WHAT TO WORK ON> An exact copy of the records is required, minus the pictures they hold.
━━━
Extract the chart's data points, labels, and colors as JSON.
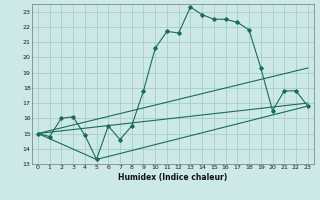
{
  "xlabel": "Humidex (Indice chaleur)",
  "background_color": "#cce8e8",
  "grid_color": "#aacccc",
  "line_color": "#1a6b5a",
  "xlim": [
    -0.5,
    23.5
  ],
  "ylim": [
    13,
    23.5
  ],
  "xticks": [
    0,
    1,
    2,
    3,
    4,
    5,
    6,
    7,
    8,
    9,
    10,
    11,
    12,
    13,
    14,
    15,
    16,
    17,
    18,
    19,
    20,
    21,
    22,
    23
  ],
  "yticks": [
    13,
    14,
    15,
    16,
    17,
    18,
    19,
    20,
    21,
    22,
    23
  ],
  "series1_x": [
    0,
    1,
    2,
    3,
    4,
    5,
    6,
    7,
    8,
    9,
    10,
    11,
    12,
    13,
    14,
    15,
    16,
    17,
    18,
    19,
    20,
    21,
    22,
    23
  ],
  "series1_y": [
    15.0,
    14.8,
    16.0,
    16.1,
    14.9,
    13.3,
    15.5,
    14.6,
    15.5,
    17.8,
    20.6,
    21.7,
    21.6,
    23.3,
    22.8,
    22.5,
    22.5,
    22.3,
    21.8,
    19.3,
    16.5,
    17.8,
    17.8,
    16.8
  ],
  "series2_x": [
    0,
    5,
    23
  ],
  "series2_y": [
    15.0,
    13.3,
    16.8
  ],
  "series3_x": [
    0,
    23
  ],
  "series3_y": [
    15.0,
    19.3
  ],
  "series4_x": [
    0,
    23
  ],
  "series4_y": [
    15.0,
    17.0
  ],
  "tick_labelsize": 4.5,
  "xlabel_fontsize": 5.5
}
━━━
RESPONSE FOR THIS EXERCISE>
Extract the chart's data points, labels, and colors as JSON.
{
  "xlabel": "Humidex (Indice chaleur)",
  "background_color": "#cce8e8",
  "grid_color": "#aacccc",
  "line_color": "#1a6b5a",
  "xlim": [
    -0.5,
    23.5
  ],
  "ylim": [
    13,
    23.5
  ],
  "xticks": [
    0,
    1,
    2,
    3,
    4,
    5,
    6,
    7,
    8,
    9,
    10,
    11,
    12,
    13,
    14,
    15,
    16,
    17,
    18,
    19,
    20,
    21,
    22,
    23
  ],
  "yticks": [
    13,
    14,
    15,
    16,
    17,
    18,
    19,
    20,
    21,
    22,
    23
  ],
  "series1_x": [
    0,
    1,
    2,
    3,
    4,
    5,
    6,
    7,
    8,
    9,
    10,
    11,
    12,
    13,
    14,
    15,
    16,
    17,
    18,
    19,
    20,
    21,
    22,
    23
  ],
  "series1_y": [
    15.0,
    14.8,
    16.0,
    16.1,
    14.9,
    13.3,
    15.5,
    14.6,
    15.5,
    17.8,
    20.6,
    21.7,
    21.6,
    23.3,
    22.8,
    22.5,
    22.5,
    22.3,
    21.8,
    19.3,
    16.5,
    17.8,
    17.8,
    16.8
  ],
  "series2_x": [
    0,
    5,
    23
  ],
  "series2_y": [
    15.0,
    13.3,
    16.8
  ],
  "series3_x": [
    0,
    23
  ],
  "series3_y": [
    15.0,
    19.3
  ],
  "series4_x": [
    0,
    23
  ],
  "series4_y": [
    15.0,
    17.0
  ],
  "tick_labelsize": 4.5,
  "xlabel_fontsize": 5.5
}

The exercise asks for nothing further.